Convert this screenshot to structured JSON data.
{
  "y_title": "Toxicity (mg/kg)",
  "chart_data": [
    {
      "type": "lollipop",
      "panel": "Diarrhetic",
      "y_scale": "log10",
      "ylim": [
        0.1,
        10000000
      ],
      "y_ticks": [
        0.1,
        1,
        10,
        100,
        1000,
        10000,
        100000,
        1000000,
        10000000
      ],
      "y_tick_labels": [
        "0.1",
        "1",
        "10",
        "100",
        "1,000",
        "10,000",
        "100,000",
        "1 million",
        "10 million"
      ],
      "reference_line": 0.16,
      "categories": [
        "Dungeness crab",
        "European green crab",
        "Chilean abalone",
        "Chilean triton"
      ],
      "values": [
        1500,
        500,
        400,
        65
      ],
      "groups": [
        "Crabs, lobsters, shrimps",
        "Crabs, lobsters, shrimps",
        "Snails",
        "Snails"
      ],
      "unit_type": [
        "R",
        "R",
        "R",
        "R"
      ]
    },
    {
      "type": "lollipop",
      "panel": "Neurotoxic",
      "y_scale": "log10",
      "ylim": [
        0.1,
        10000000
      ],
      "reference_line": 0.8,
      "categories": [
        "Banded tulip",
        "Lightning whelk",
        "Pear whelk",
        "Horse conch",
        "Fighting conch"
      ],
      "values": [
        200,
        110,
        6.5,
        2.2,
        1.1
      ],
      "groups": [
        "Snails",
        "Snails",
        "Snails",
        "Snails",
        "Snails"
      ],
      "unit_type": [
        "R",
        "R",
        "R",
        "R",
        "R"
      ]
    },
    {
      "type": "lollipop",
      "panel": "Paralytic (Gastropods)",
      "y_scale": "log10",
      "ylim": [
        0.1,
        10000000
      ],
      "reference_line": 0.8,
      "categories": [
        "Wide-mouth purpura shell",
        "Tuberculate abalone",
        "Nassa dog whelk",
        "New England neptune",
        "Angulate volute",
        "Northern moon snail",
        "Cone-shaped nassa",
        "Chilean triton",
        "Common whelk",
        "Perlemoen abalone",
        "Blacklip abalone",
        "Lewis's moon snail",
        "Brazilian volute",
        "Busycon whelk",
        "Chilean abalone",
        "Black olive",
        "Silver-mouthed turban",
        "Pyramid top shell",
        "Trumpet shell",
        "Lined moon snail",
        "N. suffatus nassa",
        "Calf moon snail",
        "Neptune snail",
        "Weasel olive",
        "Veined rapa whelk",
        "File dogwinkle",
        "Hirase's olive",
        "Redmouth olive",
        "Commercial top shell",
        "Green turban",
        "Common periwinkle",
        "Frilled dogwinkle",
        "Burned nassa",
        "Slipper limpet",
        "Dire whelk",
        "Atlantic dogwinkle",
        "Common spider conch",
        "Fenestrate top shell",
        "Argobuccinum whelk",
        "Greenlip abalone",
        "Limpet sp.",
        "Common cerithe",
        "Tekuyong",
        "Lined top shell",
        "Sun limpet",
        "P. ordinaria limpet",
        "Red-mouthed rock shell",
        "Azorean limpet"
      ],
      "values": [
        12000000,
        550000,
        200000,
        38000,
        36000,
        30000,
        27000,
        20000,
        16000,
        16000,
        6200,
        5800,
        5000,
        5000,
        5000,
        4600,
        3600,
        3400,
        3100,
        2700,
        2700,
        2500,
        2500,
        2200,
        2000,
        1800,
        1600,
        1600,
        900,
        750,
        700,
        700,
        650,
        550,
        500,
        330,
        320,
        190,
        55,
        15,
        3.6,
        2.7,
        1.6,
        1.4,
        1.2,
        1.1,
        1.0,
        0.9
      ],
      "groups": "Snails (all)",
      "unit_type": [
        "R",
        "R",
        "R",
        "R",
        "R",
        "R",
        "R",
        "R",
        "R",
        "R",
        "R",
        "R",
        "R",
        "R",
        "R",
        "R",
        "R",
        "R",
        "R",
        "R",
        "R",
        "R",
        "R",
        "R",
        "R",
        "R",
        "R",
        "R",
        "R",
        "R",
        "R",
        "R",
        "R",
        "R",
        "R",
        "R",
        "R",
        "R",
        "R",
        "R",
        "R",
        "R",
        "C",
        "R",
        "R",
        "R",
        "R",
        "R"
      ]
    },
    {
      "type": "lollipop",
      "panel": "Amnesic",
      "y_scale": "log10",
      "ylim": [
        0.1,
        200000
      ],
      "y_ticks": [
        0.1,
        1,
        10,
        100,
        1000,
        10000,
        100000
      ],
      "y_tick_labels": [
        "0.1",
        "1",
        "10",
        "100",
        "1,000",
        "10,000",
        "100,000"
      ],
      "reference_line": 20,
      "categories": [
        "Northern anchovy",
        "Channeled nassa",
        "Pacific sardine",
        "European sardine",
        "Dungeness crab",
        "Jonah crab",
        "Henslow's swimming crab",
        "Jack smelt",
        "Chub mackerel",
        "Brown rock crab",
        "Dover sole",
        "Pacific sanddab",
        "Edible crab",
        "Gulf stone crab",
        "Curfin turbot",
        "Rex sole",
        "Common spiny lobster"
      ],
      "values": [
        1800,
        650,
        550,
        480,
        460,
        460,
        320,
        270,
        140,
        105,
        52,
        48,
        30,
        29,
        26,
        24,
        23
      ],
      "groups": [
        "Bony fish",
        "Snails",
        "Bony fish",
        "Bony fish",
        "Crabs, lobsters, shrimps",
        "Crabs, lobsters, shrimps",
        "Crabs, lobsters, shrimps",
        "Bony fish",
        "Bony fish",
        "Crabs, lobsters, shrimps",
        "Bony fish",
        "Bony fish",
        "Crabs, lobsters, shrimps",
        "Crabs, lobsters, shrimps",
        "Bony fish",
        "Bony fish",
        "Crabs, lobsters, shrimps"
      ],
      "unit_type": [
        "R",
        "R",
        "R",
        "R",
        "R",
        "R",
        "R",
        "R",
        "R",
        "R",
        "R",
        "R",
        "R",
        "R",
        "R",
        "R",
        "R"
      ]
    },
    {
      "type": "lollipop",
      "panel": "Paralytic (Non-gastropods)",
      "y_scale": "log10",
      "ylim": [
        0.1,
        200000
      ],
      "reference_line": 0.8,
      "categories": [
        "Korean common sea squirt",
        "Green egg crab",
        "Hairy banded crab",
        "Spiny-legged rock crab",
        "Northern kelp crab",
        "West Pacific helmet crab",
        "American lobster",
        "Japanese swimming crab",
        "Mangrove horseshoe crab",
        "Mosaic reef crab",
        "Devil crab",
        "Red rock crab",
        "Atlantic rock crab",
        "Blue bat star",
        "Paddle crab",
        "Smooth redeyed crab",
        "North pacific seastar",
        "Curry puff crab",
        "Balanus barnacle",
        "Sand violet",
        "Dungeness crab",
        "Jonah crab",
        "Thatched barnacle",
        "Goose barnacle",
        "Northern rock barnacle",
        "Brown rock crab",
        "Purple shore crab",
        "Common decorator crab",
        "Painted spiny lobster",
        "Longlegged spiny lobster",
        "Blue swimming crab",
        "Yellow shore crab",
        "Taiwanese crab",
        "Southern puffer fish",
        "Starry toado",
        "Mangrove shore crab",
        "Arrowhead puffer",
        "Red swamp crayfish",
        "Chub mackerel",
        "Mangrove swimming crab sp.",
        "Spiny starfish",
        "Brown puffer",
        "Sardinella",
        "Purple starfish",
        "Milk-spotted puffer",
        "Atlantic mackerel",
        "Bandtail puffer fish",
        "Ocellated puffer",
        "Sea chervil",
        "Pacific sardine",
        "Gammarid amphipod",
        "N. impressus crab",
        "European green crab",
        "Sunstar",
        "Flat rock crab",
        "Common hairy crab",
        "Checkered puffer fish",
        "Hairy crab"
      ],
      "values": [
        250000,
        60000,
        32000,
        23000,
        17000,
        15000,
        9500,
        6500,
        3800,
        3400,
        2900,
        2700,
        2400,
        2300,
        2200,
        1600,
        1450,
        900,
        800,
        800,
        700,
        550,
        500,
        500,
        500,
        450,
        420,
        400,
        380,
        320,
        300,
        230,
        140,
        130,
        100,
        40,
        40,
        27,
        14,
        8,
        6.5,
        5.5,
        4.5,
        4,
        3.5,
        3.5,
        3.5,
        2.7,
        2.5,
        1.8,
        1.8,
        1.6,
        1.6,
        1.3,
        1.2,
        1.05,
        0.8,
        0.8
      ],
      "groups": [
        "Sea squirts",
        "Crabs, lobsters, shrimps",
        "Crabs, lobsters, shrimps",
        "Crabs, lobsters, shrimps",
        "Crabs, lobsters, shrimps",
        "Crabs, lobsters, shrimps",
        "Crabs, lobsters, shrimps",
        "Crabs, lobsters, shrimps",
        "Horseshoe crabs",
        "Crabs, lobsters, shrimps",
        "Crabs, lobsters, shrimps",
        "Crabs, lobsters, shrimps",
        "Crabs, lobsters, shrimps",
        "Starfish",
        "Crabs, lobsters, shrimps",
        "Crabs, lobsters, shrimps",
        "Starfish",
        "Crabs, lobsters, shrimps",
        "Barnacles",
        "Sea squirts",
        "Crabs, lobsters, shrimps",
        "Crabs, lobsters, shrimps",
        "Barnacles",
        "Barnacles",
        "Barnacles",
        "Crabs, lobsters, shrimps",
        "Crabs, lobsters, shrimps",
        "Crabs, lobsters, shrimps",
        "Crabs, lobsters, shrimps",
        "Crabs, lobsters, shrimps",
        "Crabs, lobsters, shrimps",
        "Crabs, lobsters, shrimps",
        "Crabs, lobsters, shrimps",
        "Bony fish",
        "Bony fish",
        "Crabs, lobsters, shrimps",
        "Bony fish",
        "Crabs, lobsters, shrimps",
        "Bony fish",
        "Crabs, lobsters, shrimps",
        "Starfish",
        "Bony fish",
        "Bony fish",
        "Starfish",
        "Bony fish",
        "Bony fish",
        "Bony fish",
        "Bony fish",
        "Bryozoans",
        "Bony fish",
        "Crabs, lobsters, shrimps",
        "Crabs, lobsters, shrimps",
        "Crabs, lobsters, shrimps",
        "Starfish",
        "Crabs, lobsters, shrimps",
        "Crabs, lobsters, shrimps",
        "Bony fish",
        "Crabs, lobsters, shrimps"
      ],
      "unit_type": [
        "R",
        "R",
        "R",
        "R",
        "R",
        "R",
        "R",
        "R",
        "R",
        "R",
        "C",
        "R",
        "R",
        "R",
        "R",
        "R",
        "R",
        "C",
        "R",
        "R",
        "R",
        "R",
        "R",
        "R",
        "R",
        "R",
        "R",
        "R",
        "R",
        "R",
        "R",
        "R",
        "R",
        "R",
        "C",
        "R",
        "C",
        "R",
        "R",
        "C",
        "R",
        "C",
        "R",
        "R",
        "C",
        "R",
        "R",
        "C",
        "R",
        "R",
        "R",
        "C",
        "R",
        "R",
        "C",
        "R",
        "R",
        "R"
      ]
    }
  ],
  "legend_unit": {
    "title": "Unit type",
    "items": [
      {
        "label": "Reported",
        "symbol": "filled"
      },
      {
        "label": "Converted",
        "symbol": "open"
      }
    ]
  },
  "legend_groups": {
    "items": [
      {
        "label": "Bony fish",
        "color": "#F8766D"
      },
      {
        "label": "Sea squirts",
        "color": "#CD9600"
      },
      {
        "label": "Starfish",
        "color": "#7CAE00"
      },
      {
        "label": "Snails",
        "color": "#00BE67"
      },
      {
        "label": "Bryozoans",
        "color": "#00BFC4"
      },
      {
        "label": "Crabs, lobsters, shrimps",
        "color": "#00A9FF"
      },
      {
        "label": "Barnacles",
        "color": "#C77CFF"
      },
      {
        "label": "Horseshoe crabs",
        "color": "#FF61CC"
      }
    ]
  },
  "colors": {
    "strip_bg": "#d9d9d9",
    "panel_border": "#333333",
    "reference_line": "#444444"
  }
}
-- -- --
From the listing above, collect every line that mentions the word "Mangrove".

        "Mangrove horseshoe crab",
        "Mangrove shore crab",
        "Mangrove swimming crab sp.",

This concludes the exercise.